#### [Instruction]
Copy all of the material word for word, except for the pictures.

#### [Exercise inputs]
·····

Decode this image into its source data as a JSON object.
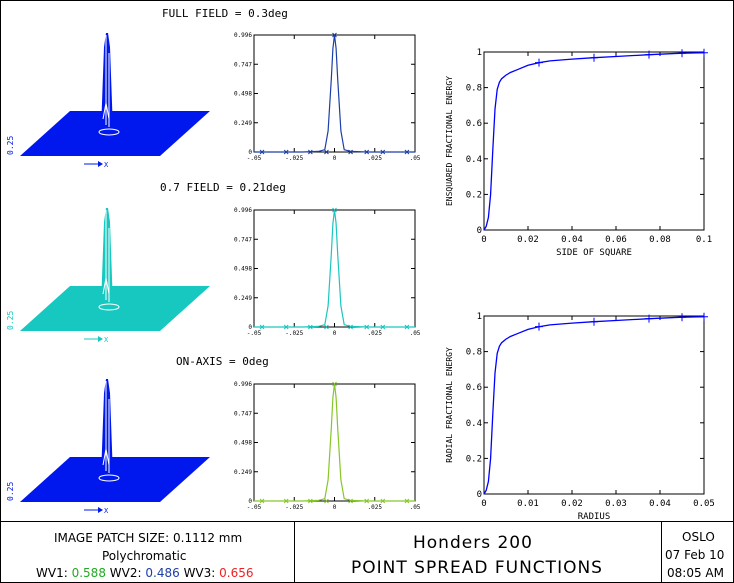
{
  "colors": {
    "blue": "#0000ff",
    "cyan": "#19c7bf",
    "green": "#86c62a",
    "navy": "#1b3fa6",
    "red": "#ee2222",
    "surface_blue": "#0018ee",
    "surface_cyan": "#16c8c0"
  },
  "fields": [
    {
      "label": "FULL FIELD = 0.3deg",
      "color_key": "blue"
    },
    {
      "label": "0.7 FIELD = 0.21deg",
      "color_key": "cyan"
    },
    {
      "label": "ON-AXIS = 0deg",
      "color_key": "green"
    }
  ],
  "surface_labels": {
    "z": "0.25",
    "x": "X"
  },
  "chart_data": [
    {
      "type": "line",
      "panel": "psf-full-field",
      "x_ticks": [
        -0.05,
        -0.025,
        0,
        0.025,
        0.05
      ],
      "y_ticks": [
        0,
        0.249,
        0.498,
        0.747,
        0.996
      ],
      "xlim": [
        -0.05,
        0.05
      ],
      "ylim": [
        0,
        0.996
      ],
      "series": [
        {
          "color_key": "navy",
          "x": [
            -0.05,
            -0.02,
            -0.01,
            -0.006,
            -0.004,
            -0.002,
            -0.001,
            0,
            0.001,
            0.002,
            0.004,
            0.006,
            0.01,
            0.02,
            0.05
          ],
          "y": [
            0,
            0,
            0.005,
            0.02,
            0.18,
            0.62,
            0.88,
            0.996,
            0.88,
            0.62,
            0.18,
            0.02,
            0.005,
            0,
            0
          ]
        }
      ]
    },
    {
      "type": "line",
      "panel": "psf-07-field",
      "x_ticks": [
        -0.05,
        -0.025,
        0,
        0.025,
        0.05
      ],
      "y_ticks": [
        0,
        0.249,
        0.498,
        0.747,
        0.996
      ],
      "xlim": [
        -0.05,
        0.05
      ],
      "ylim": [
        0,
        0.996
      ],
      "series": [
        {
          "color_key": "cyan",
          "x": [
            -0.05,
            -0.02,
            -0.01,
            -0.006,
            -0.004,
            -0.002,
            -0.001,
            0,
            0.001,
            0.002,
            0.004,
            0.006,
            0.01,
            0.02,
            0.05
          ],
          "y": [
            0,
            0,
            0.005,
            0.02,
            0.18,
            0.62,
            0.88,
            0.996,
            0.88,
            0.62,
            0.18,
            0.02,
            0.005,
            0,
            0
          ]
        }
      ]
    },
    {
      "type": "line",
      "panel": "psf-on-axis",
      "x_ticks": [
        -0.05,
        -0.025,
        0,
        0.025,
        0.05
      ],
      "y_ticks": [
        0,
        0.249,
        0.498,
        0.747,
        0.996
      ],
      "xlim": [
        -0.05,
        0.05
      ],
      "ylim": [
        0,
        0.996
      ],
      "series": [
        {
          "color_key": "green",
          "x": [
            -0.05,
            -0.02,
            -0.01,
            -0.006,
            -0.004,
            -0.002,
            -0.001,
            0,
            0.001,
            0.002,
            0.004,
            0.006,
            0.01,
            0.02,
            0.05
          ],
          "y": [
            0,
            0,
            0.005,
            0.02,
            0.18,
            0.62,
            0.88,
            0.996,
            0.88,
            0.62,
            0.18,
            0.02,
            0.005,
            0,
            0
          ]
        }
      ]
    },
    {
      "type": "line",
      "panel": "ensquared-energy",
      "xlabel": "SIDE OF SQUARE",
      "ylabel": "ENSQUARED FRACTIONAL ENERGY",
      "x_ticks": [
        0,
        0.02,
        0.04,
        0.06,
        0.08,
        0.1
      ],
      "y_ticks": [
        0,
        0.2,
        0.4,
        0.6,
        0.8,
        1
      ],
      "xlim": [
        0,
        0.1
      ],
      "ylim": [
        0,
        1
      ],
      "series": [
        {
          "color_key": "blue",
          "x": [
            0,
            0.001,
            0.002,
            0.003,
            0.004,
            0.005,
            0.006,
            0.007,
            0.008,
            0.01,
            0.012,
            0.015,
            0.02,
            0.025,
            0.03,
            0.04,
            0.05,
            0.06,
            0.075,
            0.09,
            0.1
          ],
          "y": [
            0,
            0.02,
            0.07,
            0.2,
            0.45,
            0.68,
            0.79,
            0.83,
            0.85,
            0.87,
            0.885,
            0.9,
            0.925,
            0.94,
            0.95,
            0.96,
            0.968,
            0.975,
            0.985,
            0.993,
            0.996
          ]
        }
      ]
    },
    {
      "type": "line",
      "panel": "radial-energy",
      "xlabel": "RADIUS",
      "ylabel": "RADIAL FRACTIONAL ENERGY",
      "x_ticks": [
        0,
        0.01,
        0.02,
        0.03,
        0.04,
        0.05
      ],
      "y_ticks": [
        0,
        0.2,
        0.4,
        0.6,
        0.8,
        1
      ],
      "xlim": [
        0,
        0.05
      ],
      "ylim": [
        0,
        1
      ],
      "series": [
        {
          "color_key": "blue",
          "x": [
            0,
            0.0005,
            0.001,
            0.0015,
            0.002,
            0.0025,
            0.003,
            0.0035,
            0.004,
            0.005,
            0.006,
            0.0075,
            0.01,
            0.0125,
            0.015,
            0.02,
            0.025,
            0.03,
            0.0375,
            0.045,
            0.05
          ],
          "y": [
            0,
            0.02,
            0.07,
            0.2,
            0.45,
            0.68,
            0.79,
            0.83,
            0.85,
            0.87,
            0.885,
            0.9,
            0.925,
            0.94,
            0.95,
            0.96,
            0.968,
            0.975,
            0.985,
            0.993,
            0.996
          ]
        }
      ]
    }
  ],
  "footer": {
    "patch": "IMAGE PATCH SIZE: 0.1112 mm",
    "mode": "Polychromatic",
    "wv1_label": "WV1:",
    "wv1_value": "0.588",
    "wv2_label": "WV2:",
    "wv2_value": "0.486",
    "wv3_label": "WV3:",
    "wv3_value": "0.656",
    "lens_name": "Honders 200",
    "plot_title": "POINT SPREAD FUNCTIONS",
    "program": "OSLO",
    "date": "07 Feb 10",
    "time": "08:05 AM"
  }
}
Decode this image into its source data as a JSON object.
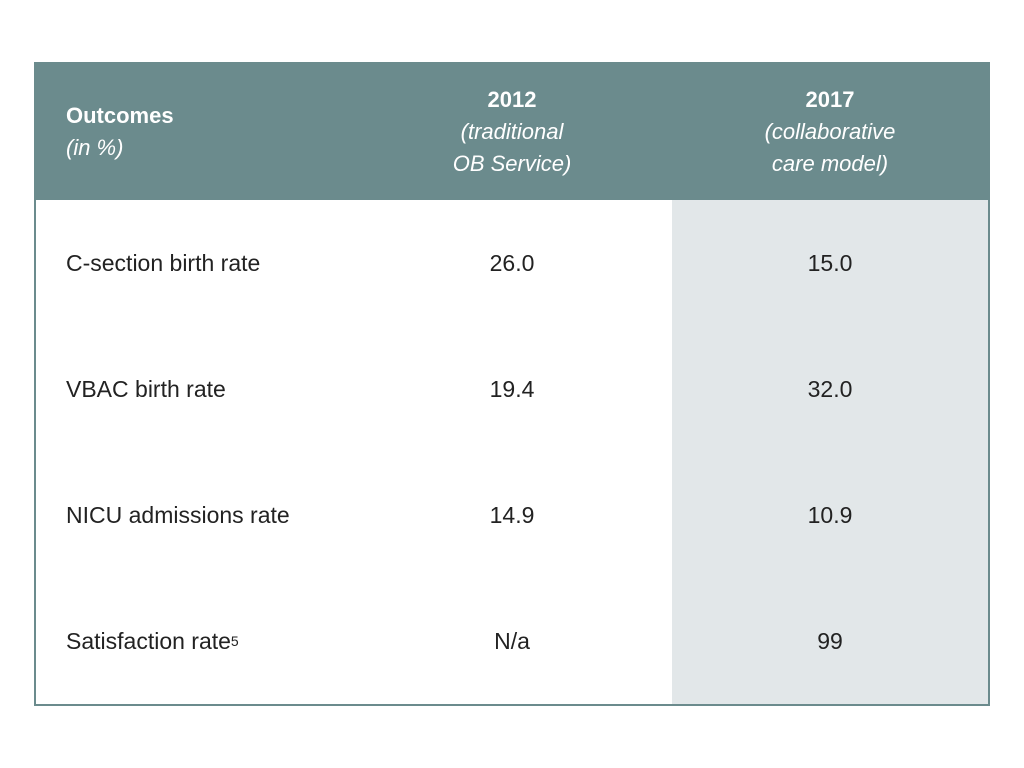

·····

#### [The response]
Decode this image into its source data as a JSON object.
{
  "colors": {
    "blue": "#0000ff",
    "cyan": "#19c7bf",
    "green": "#86c62a",
    "navy": "#1b3fa6",
    "red": "#ee2222",
    "surface_blue": "#0018ee",
    "surface_cyan": "#16c8c0"
  },
  "fields": [
    {
      "label": "FULL FIELD = 0.3deg",
      "color_key": "blue"
    },
    {
      "label": "0.7 FIELD = 0.21deg",
      "color_key": "cyan"
    },
    {
      "label": "ON-AXIS = 0deg",
      "color_key": "green"
    }
  ],
  "surface_labels": {
    "z": "0.25",
    "x": "X"
  },
  "chart_data": [
    {
      "type": "line",
      "panel": "psf-full-field",
      "x_ticks": [
        -0.05,
        -0.025,
        0,
        0.025,
        0.05
      ],
      "y_ticks": [
        0,
        0.249,
        0.498,
        0.747,
        0.996
      ],
      "xlim": [
        -0.05,
        0.05
      ],
      "ylim": [
        0,
        0.996
      ],
      "series": [
        {
          "color_key": "navy",
          "x": [
            -0.05,
            -0.02,
            -0.01,
            -0.006,
            -0.004,
            -0.002,
            -0.001,
            0,
            0.001,
            0.002,
            0.004,
            0.006,
            0.01,
            0.02,
            0.05
          ],
          "y": [
            0,
            0,
            0.005,
            0.02,
            0.18,
            0.62,
            0.88,
            0.996,
            0.88,
            0.62,
            0.18,
            0.02,
            0.005,
            0,
            0
          ]
        }
      ]
    },
    {
      "type": "line",
      "panel": "psf-07-field",
      "x_ticks": [
        -0.05,
        -0.025,
        0,
        0.025,
        0.05
      ],
      "y_ticks": [
        0,
        0.249,
        0.498,
        0.747,
        0.996
      ],
      "xlim": [
        -0.05,
        0.05
      ],
      "ylim": [
        0,
        0.996
      ],
      "series": [
        {
          "color_key": "cyan",
          "x": [
            -0.05,
            -0.02,
            -0.01,
            -0.006,
            -0.004,
            -0.002,
            -0.001,
            0,
            0.001,
            0.002,
            0.004,
            0.006,
            0.01,
            0.02,
            0.05
          ],
          "y": [
            0,
            0,
            0.005,
            0.02,
            0.18,
            0.62,
            0.88,
            0.996,
            0.88,
            0.62,
            0.18,
            0.02,
            0.005,
            0,
            0
          ]
        }
      ]
    },
    {
      "type": "line",
      "panel": "psf-on-axis",
      "x_ticks": [
        -0.05,
        -0.025,
        0,
        0.025,
        0.05
      ],
      "y_ticks": [
        0,
        0.249,
        0.498,
        0.747,
        0.996
      ],
      "xlim": [
        -0.05,
        0.05
      ],
      "ylim": [
        0,
        0.996
      ],
      "series": [
        {
          "color_key": "green",
          "x": [
            -0.05,
            -0.02,
            -0.01,
            -0.006,
            -0.004,
            -0.002,
            -0.001,
            0,
            0.001,
            0.002,
            0.004,
            0.006,
            0.01,
            0.02,
            0.05
          ],
          "y": [
            0,
            0,
            0.005,
            0.02,
            0.18,
            0.62,
            0.88,
            0.996,
            0.88,
            0.62,
            0.18,
            0.02,
            0.005,
            0,
            0
          ]
        }
      ]
    },
    {
      "type": "line",
      "panel": "ensquared-energy",
      "xlabel": "SIDE OF SQUARE",
      "ylabel": "ENSQUARED FRACTIONAL ENERGY",
      "x_ticks": [
        0,
        0.02,
        0.04,
        0.06,
        0.08,
        0.1
      ],
      "y_ticks": [
        0,
        0.2,
        0.4,
        0.6,
        0.8,
        1
      ],
      "xlim": [
        0,
        0.1
      ],
      "ylim": [
        0,
        1
      ],
      "series": [
        {
          "color_key": "blue",
          "x": [
            0,
            0.001,
            0.002,
            0.003,
            0.004,
            0.005,
            0.006,
            0.007,
            0.008,
            0.01,
            0.012,
            0.015,
            0.02,
            0.025,
            0.03,
            0.04,
            0.05,
            0.06,
            0.075,
            0.09,
            0.1
          ],
          "y": [
            0,
            0.02,
            0.07,
            0.2,
            0.45,
            0.68,
            0.79,
            0.83,
            0.85,
            0.87,
            0.885,
            0.9,
            0.925,
            0.94,
            0.95,
            0.96,
            0.968,
            0.975,
            0.985,
            0.993,
            0.996
          ]
        }
      ]
    },
    {
      "type": "line",
      "panel": "radial-energy",
      "xlabel": "RADIUS",
      "ylabel": "RADIAL FRACTIONAL ENERGY",
      "x_ticks": [
        0,
        0.01,
        0.02,
        0.03,
        0.04,
        0.05
      ],
      "y_ticks": [
        0,
        0.2,
        0.4,
        0.6,
        0.8,
        1
      ],
      "xlim": [
        0,
        0.05
      ],
      "ylim": [
        0,
        1
      ],
      "series": [
        {
          "color_key": "blue",
          "x": [
            0,
            0.0005,
            0.001,
            0.0015,
            0.002,
            0.0025,
            0.003,
            0.0035,
            0.004,
            0.005,
            0.006,
            0.0075,
            0.01,
            0.0125,
            0.015,
            0.02,
            0.025,
            0.03,
            0.0375,
            0.045,
            0.05
          ],
          "y": [
            0,
            0.02,
            0.07,
            0.2,
            0.45,
            0.68,
            0.79,
            0.83,
            0.85,
            0.87,
            0.885,
            0.9,
            0.925,
            0.94,
            0.95,
            0.96,
            0.968,
            0.975,
            0.985,
            0.993,
            0.996
          ]
        }
      ]
    }
  ],
  "footer": {
    "patch": "IMAGE PATCH SIZE: 0.1112 mm",
    "mode": "Polychromatic",
    "wv1_label": "WV1:",
    "wv1_value": "0.588",
    "wv2_label": "WV2:",
    "wv2_value": "0.486",
    "wv3_label": "WV3:",
    "wv3_value": "0.656",
    "lens_name": "Honders 200",
    "plot_title": "POINT SPREAD FUNCTIONS",
    "program": "OSLO",
    "date": "07 Feb 10",
    "time": "08:05 AM"
  }
}
Decode this image into its source data as a JSON object.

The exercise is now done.